:: STORED RECORDS ::
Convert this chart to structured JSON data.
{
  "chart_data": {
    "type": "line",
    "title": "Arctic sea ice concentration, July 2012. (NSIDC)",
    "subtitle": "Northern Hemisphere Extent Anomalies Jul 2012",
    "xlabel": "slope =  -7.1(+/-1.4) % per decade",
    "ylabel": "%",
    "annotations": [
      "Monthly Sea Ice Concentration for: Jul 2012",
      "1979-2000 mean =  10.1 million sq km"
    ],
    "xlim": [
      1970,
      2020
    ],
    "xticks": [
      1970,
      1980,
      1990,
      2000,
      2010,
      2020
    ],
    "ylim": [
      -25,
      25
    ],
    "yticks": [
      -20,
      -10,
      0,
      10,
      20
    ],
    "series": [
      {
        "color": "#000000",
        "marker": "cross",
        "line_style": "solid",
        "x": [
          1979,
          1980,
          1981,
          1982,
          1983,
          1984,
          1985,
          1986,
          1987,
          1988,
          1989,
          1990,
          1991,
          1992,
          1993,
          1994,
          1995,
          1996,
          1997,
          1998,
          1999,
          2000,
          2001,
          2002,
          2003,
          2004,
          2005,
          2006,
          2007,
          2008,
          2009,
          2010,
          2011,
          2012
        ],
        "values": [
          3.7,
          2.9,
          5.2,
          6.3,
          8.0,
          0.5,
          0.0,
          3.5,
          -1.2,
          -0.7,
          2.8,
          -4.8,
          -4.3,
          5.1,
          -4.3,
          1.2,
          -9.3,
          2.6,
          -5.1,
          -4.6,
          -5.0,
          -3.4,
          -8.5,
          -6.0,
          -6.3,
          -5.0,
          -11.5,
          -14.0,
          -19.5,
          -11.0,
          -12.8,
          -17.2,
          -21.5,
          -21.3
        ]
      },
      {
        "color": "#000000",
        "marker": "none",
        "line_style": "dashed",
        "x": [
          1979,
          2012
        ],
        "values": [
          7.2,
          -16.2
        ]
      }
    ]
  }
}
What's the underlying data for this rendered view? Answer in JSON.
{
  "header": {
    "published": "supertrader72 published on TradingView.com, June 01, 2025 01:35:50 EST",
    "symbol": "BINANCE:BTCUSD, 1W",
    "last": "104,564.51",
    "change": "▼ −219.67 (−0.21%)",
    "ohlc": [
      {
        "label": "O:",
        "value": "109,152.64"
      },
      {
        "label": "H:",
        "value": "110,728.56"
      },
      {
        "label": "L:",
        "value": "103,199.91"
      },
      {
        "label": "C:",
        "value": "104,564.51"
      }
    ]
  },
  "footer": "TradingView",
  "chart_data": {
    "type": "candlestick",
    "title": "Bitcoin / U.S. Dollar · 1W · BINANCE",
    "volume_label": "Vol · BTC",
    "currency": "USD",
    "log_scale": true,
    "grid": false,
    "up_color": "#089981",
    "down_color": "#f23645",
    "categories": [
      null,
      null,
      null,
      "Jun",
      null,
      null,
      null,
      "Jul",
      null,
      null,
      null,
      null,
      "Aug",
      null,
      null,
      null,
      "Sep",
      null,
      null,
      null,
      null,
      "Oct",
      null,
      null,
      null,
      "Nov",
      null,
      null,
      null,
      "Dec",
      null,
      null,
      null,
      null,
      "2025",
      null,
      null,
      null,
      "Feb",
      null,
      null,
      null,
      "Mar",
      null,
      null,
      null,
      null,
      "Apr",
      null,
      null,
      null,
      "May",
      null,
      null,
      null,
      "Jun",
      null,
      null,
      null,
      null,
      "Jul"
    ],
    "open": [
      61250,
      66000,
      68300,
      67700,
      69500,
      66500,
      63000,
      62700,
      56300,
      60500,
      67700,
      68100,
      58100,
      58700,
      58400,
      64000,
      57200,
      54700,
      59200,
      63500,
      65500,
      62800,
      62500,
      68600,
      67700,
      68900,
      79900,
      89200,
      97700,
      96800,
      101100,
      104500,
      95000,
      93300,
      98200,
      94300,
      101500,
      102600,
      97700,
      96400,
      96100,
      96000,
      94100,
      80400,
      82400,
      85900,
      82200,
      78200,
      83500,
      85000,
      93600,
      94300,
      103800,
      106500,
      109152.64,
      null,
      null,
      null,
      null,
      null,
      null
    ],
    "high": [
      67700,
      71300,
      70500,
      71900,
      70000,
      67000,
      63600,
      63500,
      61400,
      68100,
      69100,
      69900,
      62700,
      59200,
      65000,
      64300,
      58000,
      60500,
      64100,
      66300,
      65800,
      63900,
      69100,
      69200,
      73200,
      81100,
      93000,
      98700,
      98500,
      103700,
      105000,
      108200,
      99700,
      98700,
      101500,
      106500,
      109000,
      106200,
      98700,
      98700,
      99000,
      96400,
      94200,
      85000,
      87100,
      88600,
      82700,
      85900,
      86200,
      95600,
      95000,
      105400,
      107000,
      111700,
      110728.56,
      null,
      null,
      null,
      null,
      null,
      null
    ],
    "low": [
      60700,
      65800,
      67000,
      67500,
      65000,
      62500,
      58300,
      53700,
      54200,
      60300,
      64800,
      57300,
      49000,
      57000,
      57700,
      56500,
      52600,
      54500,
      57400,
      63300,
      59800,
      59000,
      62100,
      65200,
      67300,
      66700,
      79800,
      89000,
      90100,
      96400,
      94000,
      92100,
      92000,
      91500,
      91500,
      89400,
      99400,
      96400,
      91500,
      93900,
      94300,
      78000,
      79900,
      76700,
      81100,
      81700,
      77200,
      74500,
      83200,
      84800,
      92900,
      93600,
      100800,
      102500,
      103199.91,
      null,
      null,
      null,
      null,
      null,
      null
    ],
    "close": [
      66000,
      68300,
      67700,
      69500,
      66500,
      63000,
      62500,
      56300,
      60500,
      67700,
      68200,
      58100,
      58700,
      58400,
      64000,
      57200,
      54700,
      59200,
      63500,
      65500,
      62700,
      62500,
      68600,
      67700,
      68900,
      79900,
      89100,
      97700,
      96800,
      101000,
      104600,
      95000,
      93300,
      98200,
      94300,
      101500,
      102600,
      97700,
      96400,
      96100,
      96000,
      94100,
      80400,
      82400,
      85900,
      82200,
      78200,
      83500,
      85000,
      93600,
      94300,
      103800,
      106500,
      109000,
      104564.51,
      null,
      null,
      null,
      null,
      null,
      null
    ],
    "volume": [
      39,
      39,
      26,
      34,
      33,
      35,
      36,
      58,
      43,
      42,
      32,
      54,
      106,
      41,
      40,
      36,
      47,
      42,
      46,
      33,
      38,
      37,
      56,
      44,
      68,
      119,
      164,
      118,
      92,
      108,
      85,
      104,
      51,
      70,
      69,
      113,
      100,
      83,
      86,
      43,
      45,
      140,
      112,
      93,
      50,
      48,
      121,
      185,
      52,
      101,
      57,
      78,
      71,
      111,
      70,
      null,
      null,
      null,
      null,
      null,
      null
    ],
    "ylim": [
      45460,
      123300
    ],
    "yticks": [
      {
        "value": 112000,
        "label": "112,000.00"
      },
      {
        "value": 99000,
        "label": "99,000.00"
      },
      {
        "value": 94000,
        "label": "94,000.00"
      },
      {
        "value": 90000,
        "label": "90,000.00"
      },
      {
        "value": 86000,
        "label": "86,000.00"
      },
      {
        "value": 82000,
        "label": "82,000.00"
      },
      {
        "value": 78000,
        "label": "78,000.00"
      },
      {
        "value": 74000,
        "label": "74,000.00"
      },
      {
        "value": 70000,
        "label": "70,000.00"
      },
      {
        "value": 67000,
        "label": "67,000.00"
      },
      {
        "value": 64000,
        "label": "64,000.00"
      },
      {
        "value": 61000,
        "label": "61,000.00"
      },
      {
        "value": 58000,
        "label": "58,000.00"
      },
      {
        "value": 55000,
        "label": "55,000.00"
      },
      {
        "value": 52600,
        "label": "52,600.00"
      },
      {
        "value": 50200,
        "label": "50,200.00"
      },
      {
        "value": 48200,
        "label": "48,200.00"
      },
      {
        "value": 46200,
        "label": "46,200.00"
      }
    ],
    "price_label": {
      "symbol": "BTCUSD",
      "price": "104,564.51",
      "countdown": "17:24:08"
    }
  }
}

:: TASK TO COMPLETE ::
List the lines of the material in which the word "symbol" occurs.

:: REPLY TO THE TASK ::
    "symbol": "BINANCE:BTCUSD, 1W",
      "symbol": "BTCUSD",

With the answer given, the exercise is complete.